Source data.
· · · · ·

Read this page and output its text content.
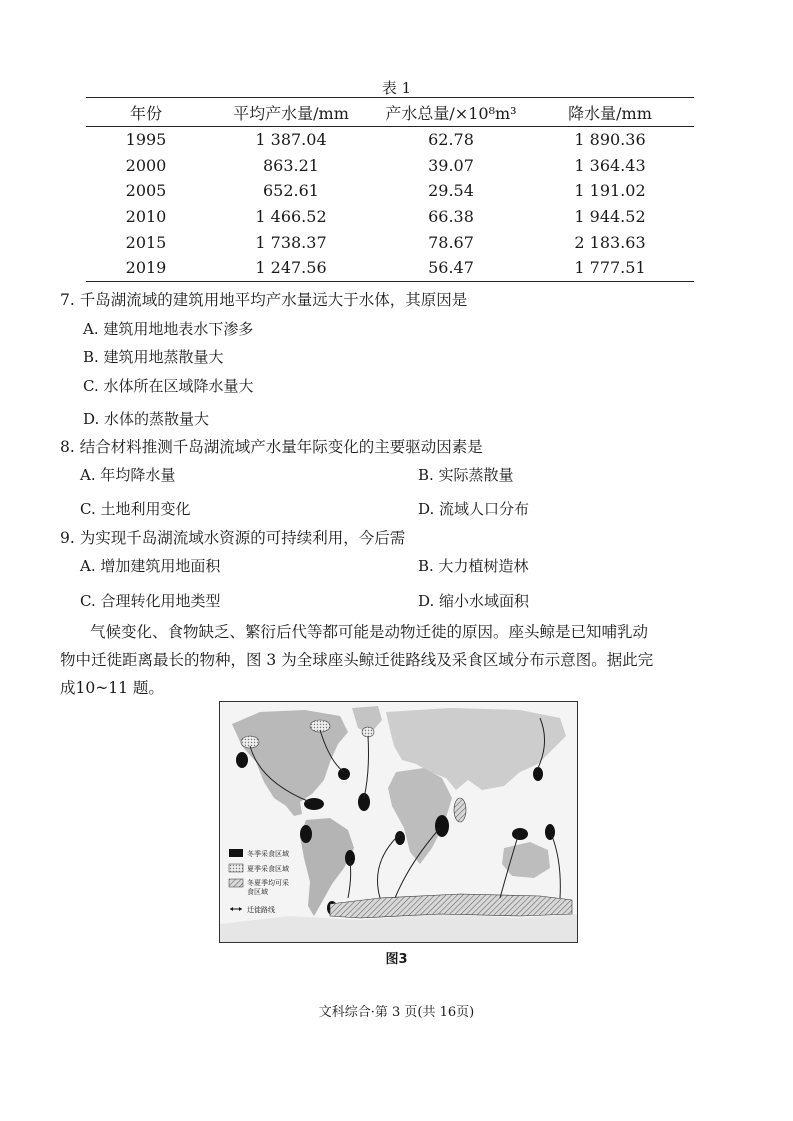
表 1
年份	平均产水量/mm	产水总量/×10⁸m³	降水量/mm
1995	1 387.04	62.78	1 890.36
2000	863.21	39.07	1 364.43
2005	652.61	29.54	1 191.02
2010	1 466.52	66.38	1 944.52
2015	1 738.37	78.67	2 183.63
2019	1 247.56	56.47	1 777.51
7. 千岛湖流域的建筑用地平均产水量远大于水体，其原因是
A. 建筑用地地表水下渗多
B. 建筑用地蒸散量大
C. 水体所在区域降水量大
D. 水体的蒸散量大
8. 结合材料推测千岛湖流域产水量年际变化的主要驱动因素是
A. 年均降水量	B. 实际蒸散量
C. 土地利用变化	D. 流域人口分布
9. 为实现千岛湖流域水资源的可持续利用，今后需
A. 增加建筑用地面积	B. 大力植树造林
C. 合理转化用地类型	D. 缩小水域面积
气候变化、食物缺乏、繁衍后代等都可能是动物迁徙的原因。座头鲸是已知哺乳动
物中迁徙距离最长的物种，图 3 为全球座头鲸迁徙路线及采食区域分布示意图。据此完
成10~11 题。
冬季采食区域
夏季采食区域
冬夏季均可采
食区域
迁徙路线
图3
文科综合·第 3 页(共 16页)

· · · · ·

What to produce. Repeat verbatim all the material, but not the pictures.

Exercise solution.
Read this page and output its text content.
表 1
年份	平均产水量/mm	产水总量/×10⁸m³	降水量/mm
1995	1 387.04	62.78	1 890.36
2000	863.21	39.07	1 364.43
2005	652.61	29.54	1 191.02
2010	1 466.52	66.38	1 944.52
2015	1 738.37	78.67	2 183.63
2019	1 247.56	56.47	1 777.51
7. 千岛湖流域的建筑用地平均产水量远大于水体，其原因是
A. 建筑用地地表水下渗多
B. 建筑用地蒸散量大
C. 水体所在区域降水量大
D. 水体的蒸散量大
8. 结合材料推测千岛湖流域产水量年际变化的主要驱动因素是
A. 年均降水量	B. 实际蒸散量
C. 土地利用变化	D. 流域人口分布
9. 为实现千岛湖流域水资源的可持续利用，今后需
A. 增加建筑用地面积	B. 大力植树造林
C. 合理转化用地类型	D. 缩小水域面积
气候变化、食物缺乏、繁衍后代等都可能是动物迁徙的原因。座头鲸是已知哺乳动
物中迁徙距离最长的物种，图 3 为全球座头鲸迁徙路线及采食区域分布示意图。据此完
成10~11 题。
冬季采食区域
夏季采食区域
冬夏季均可采
食区域
迁徙路线
图3
文科综合·第 3 页(共 16页)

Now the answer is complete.